--- START OF Record set ---

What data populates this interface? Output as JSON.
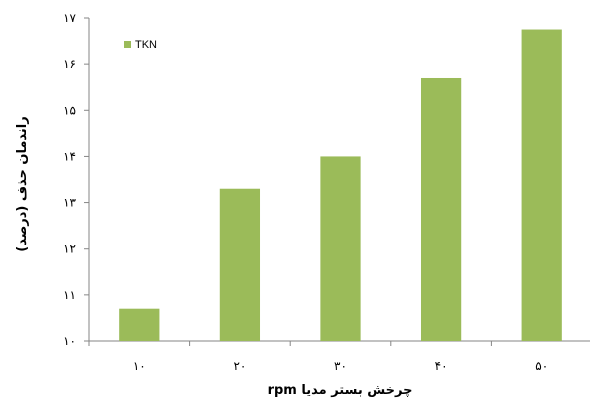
{
  "chart_data": {
    "type": "bar",
    "categories": [
      "۱۰",
      "۲۰",
      "۳۰",
      "۴۰",
      "۵۰"
    ],
    "series": [
      {
        "name": "TKN",
        "values": [
          10.7,
          13.3,
          14.0,
          15.7,
          16.75
        ],
        "color": "#9BBB59"
      }
    ],
    "ylim": [
      10,
      17
    ],
    "y_ticks": [
      10,
      11,
      12,
      13,
      14,
      15,
      16,
      17
    ],
    "y_tick_labels": [
      "۱۰",
      "۱۱",
      "۱۲",
      "۱۳",
      "۱۴",
      "۱۵",
      "۱۶",
      "۱۷"
    ],
    "xlabel": "چرخش بستر مدیا rpm",
    "ylabel": "راندمان حذف (درصد)",
    "grid": false,
    "legend_position": "top-left"
  }
}
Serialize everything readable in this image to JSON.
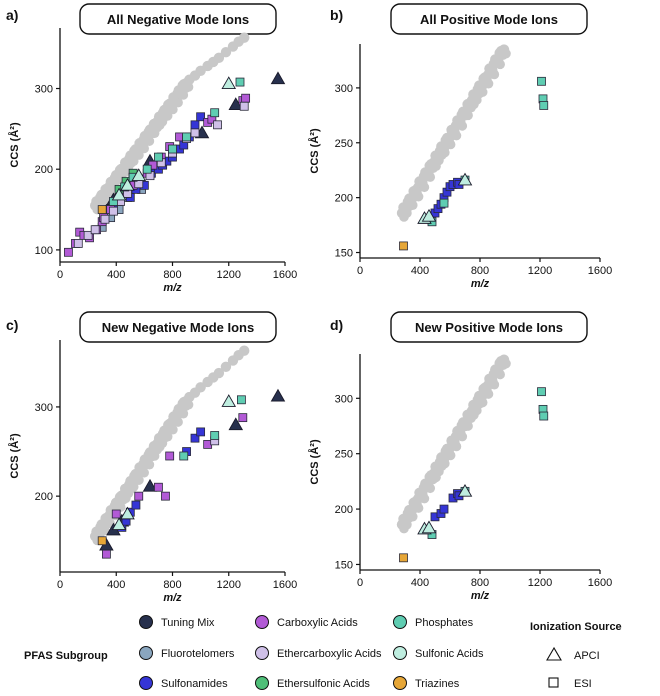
{
  "figure": {
    "legend": {
      "subgroup_title": "PFAS Subgroup",
      "source_title": "Ionization Source",
      "subgroups": [
        {
          "key": "tuning",
          "label": "Tuning Mix",
          "color": "#27304d"
        },
        {
          "key": "fluorotelomers",
          "label": "Fluorotelomers",
          "color": "#8aa6bf"
        },
        {
          "key": "sulfonamides",
          "label": "Sulfonamides",
          "color": "#3535d6"
        },
        {
          "key": "carboxylic",
          "label": "Carboxylic Acids",
          "color": "#b25ad6"
        },
        {
          "key": "ethercarboxylic",
          "label": "Ethercarboxylic Acids",
          "color": "#cfc0e8"
        },
        {
          "key": "ethersulfonic",
          "label": "Ethersulfonic Acids",
          "color": "#4fbf78"
        },
        {
          "key": "phosphates",
          "label": "Phosphates",
          "color": "#5fcdb2"
        },
        {
          "key": "sulfonic",
          "label": "Sulfonic Acids",
          "color": "#bfeee0"
        },
        {
          "key": "triazines",
          "label": "Triazines",
          "color": "#e6a637"
        }
      ],
      "sources": [
        {
          "shape": "triangle",
          "label": "APCI"
        },
        {
          "shape": "square",
          "label": "ESI"
        }
      ]
    }
  },
  "chart_data": [
    {
      "letter": "a)",
      "title": "All Negative Mode Ions",
      "type": "scatter",
      "xlabel": "m/z",
      "ylabel": "CCS (Å²)",
      "xlim": [
        0,
        1600
      ],
      "ylim": [
        85,
        375
      ],
      "xticks": [
        0,
        400,
        800,
        1200,
        1600
      ],
      "yticks": [
        100,
        200,
        300
      ],
      "background_trend": {
        "x_start": 250,
        "x_end": 900,
        "y_start": 155,
        "y_end": 308,
        "tail_x": [
          920,
          960,
          1000,
          1050,
          1090,
          1130,
          1180,
          1230,
          1270,
          1310
        ],
        "tail_y": [
          311,
          316,
          322,
          328,
          333,
          338,
          345,
          352,
          358,
          363
        ]
      },
      "series": [
        {
          "key": "tuning",
          "marker": "triangle",
          "x": [
            330,
            380,
            440,
            520,
            640,
            1010,
            1250,
            1550
          ],
          "y": [
            148,
            162,
            170,
            182,
            210,
            245,
            280,
            312
          ]
        },
        {
          "key": "fluorotelomers",
          "marker": "square",
          "x": [
            300,
            360,
            420,
            480,
            520,
            580
          ],
          "y": [
            128,
            140,
            150,
            165,
            190,
            175
          ]
        },
        {
          "key": "sulfonamides",
          "marker": "square",
          "x": [
            350,
            380,
            420,
            440,
            470,
            500,
            540,
            560,
            600,
            650,
            700,
            730,
            760,
            800,
            850,
            880,
            920,
            960,
            1000
          ],
          "y": [
            150,
            158,
            165,
            172,
            180,
            165,
            175,
            185,
            180,
            195,
            200,
            205,
            210,
            215,
            225,
            230,
            240,
            255,
            265
          ]
        },
        {
          "key": "carboxylic",
          "marker": "square",
          "x": [
            60,
            110,
            140,
            170,
            210,
            260,
            300,
            310,
            360,
            410,
            460,
            520,
            560,
            620,
            660,
            720,
            780,
            850,
            1050,
            1080,
            1300,
            1320
          ],
          "y": [
            97,
            108,
            122,
            118,
            115,
            125,
            135,
            140,
            150,
            162,
            170,
            180,
            188,
            195,
            205,
            215,
            228,
            240,
            258,
            262,
            285,
            288
          ],
          "notes": "approximate"
        },
        {
          "key": "ethercarboxylic",
          "marker": "square",
          "x": [
            130,
            200,
            250,
            320,
            380,
            430,
            480,
            560,
            640,
            720,
            800,
            900,
            960,
            1120,
            1310
          ],
          "y": [
            108,
            118,
            125,
            138,
            148,
            160,
            170,
            182,
            192,
            208,
            220,
            238,
            245,
            255,
            278
          ]
        },
        {
          "key": "ethersulfonic",
          "marker": "square",
          "x": [
            420,
            470,
            520
          ],
          "y": [
            175,
            185,
            195
          ]
        },
        {
          "key": "phosphates",
          "marker": "square",
          "x": [
            380,
            460,
            520,
            620,
            700,
            800,
            900,
            1100,
            1280
          ],
          "y": [
            160,
            178,
            190,
            200,
            215,
            225,
            240,
            270,
            308
          ]
        },
        {
          "key": "sulfonic",
          "marker": "triangle",
          "x": [
            420,
            480,
            560,
            1200
          ],
          "y": [
            168,
            180,
            192,
            306
          ]
        },
        {
          "key": "triazines",
          "marker": "square",
          "x": [
            300
          ],
          "y": [
            150
          ]
        }
      ]
    },
    {
      "letter": "b)",
      "title": "All Positive Mode Ions",
      "type": "scatter",
      "xlabel": "m/z",
      "ylabel": "CCS (Å²)",
      "xlim": [
        0,
        1600
      ],
      "ylim": [
        145,
        340
      ],
      "xticks": [
        0,
        400,
        800,
        1200,
        1600
      ],
      "yticks": [
        150,
        200,
        250,
        300
      ],
      "background_trend": {
        "x_start": 280,
        "x_end": 960,
        "y_start": 186,
        "y_end": 336,
        "tail_x": [],
        "tail_y": []
      },
      "series": [
        {
          "key": "sulfonamides",
          "marker": "square",
          "x": [
            500,
            520,
            540,
            560,
            580,
            600,
            620,
            650,
            660
          ],
          "y": [
            186,
            190,
            194,
            200,
            205,
            210,
            212,
            214,
            212
          ]
        },
        {
          "key": "phosphates",
          "marker": "square",
          "x": [
            480,
            560,
            700,
            1210,
            1220,
            1225
          ],
          "y": [
            178,
            195,
            216,
            306,
            290,
            284
          ]
        },
        {
          "key": "sulfonic",
          "marker": "triangle",
          "x": [
            430,
            460,
            700
          ],
          "y": [
            181,
            183,
            216
          ]
        },
        {
          "key": "triazines",
          "marker": "square",
          "x": [
            290
          ],
          "y": [
            156
          ]
        }
      ]
    },
    {
      "letter": "c)",
      "title": "New Negative Mode Ions",
      "type": "scatter",
      "xlabel": "m/z",
      "ylabel": "CCS (Å²)",
      "xlim": [
        0,
        1600
      ],
      "ylim": [
        115,
        375
      ],
      "xticks": [
        0,
        400,
        800,
        1200,
        1600
      ],
      "yticks": [
        200,
        300
      ],
      "background_trend": {
        "x_start": 250,
        "x_end": 900,
        "y_start": 155,
        "y_end": 308,
        "tail_x": [
          920,
          960,
          1000,
          1050,
          1090,
          1130,
          1180,
          1230,
          1270,
          1310
        ],
        "tail_y": [
          311,
          316,
          322,
          328,
          333,
          338,
          345,
          352,
          358,
          363
        ]
      },
      "series": [
        {
          "key": "tuning",
          "marker": "triangle",
          "x": [
            330,
            380,
            440,
            640,
            1250,
            1550
          ],
          "y": [
            145,
            162,
            172,
            211,
            280,
            312
          ]
        },
        {
          "key": "sulfonamides",
          "marker": "square",
          "x": [
            440,
            470,
            500,
            540,
            900,
            960,
            1000
          ],
          "y": [
            165,
            172,
            182,
            190,
            250,
            265,
            272
          ]
        },
        {
          "key": "carboxylic",
          "marker": "square",
          "x": [
            330,
            400,
            560,
            700,
            750,
            780,
            1050,
            1300
          ],
          "y": [
            135,
            180,
            200,
            210,
            200,
            245,
            258,
            288
          ]
        },
        {
          "key": "ethercarboxylic",
          "marker": "square",
          "x": [
            1100
          ],
          "y": [
            262
          ]
        },
        {
          "key": "phosphates",
          "marker": "square",
          "x": [
            880,
            1100,
            1290
          ],
          "y": [
            245,
            268,
            308
          ]
        },
        {
          "key": "sulfonic",
          "marker": "triangle",
          "x": [
            420,
            480,
            1200
          ],
          "y": [
            168,
            180,
            306
          ]
        },
        {
          "key": "triazines",
          "marker": "square",
          "x": [
            300
          ],
          "y": [
            150
          ]
        }
      ]
    },
    {
      "letter": "d)",
      "title": "New Positive Mode Ions",
      "type": "scatter",
      "xlabel": "m/z",
      "ylabel": "CCS (Å²)",
      "xlim": [
        0,
        1600
      ],
      "ylim": [
        145,
        340
      ],
      "xticks": [
        0,
        400,
        800,
        1200,
        1600
      ],
      "yticks": [
        150,
        200,
        250,
        300
      ],
      "background_trend": {
        "x_start": 280,
        "x_end": 960,
        "y_start": 186,
        "y_end": 336,
        "tail_x": [],
        "tail_y": []
      },
      "series": [
        {
          "key": "sulfonamides",
          "marker": "square",
          "x": [
            500,
            540,
            560,
            620,
            650,
            660
          ],
          "y": [
            193,
            196,
            200,
            210,
            214,
            212
          ]
        },
        {
          "key": "phosphates",
          "marker": "square",
          "x": [
            480,
            700,
            1210,
            1220,
            1225
          ],
          "y": [
            177,
            216,
            306,
            290,
            284
          ]
        },
        {
          "key": "sulfonic",
          "marker": "triangle",
          "x": [
            430,
            460,
            700
          ],
          "y": [
            182,
            183,
            216
          ]
        },
        {
          "key": "triazines",
          "marker": "square",
          "x": [
            290
          ],
          "y": [
            156
          ]
        }
      ]
    }
  ]
}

--- END OF Record set ---

Problem details ::
Only the number is wanted: how many lines in the entries above contain the word "JSON"?

Written answer ::
2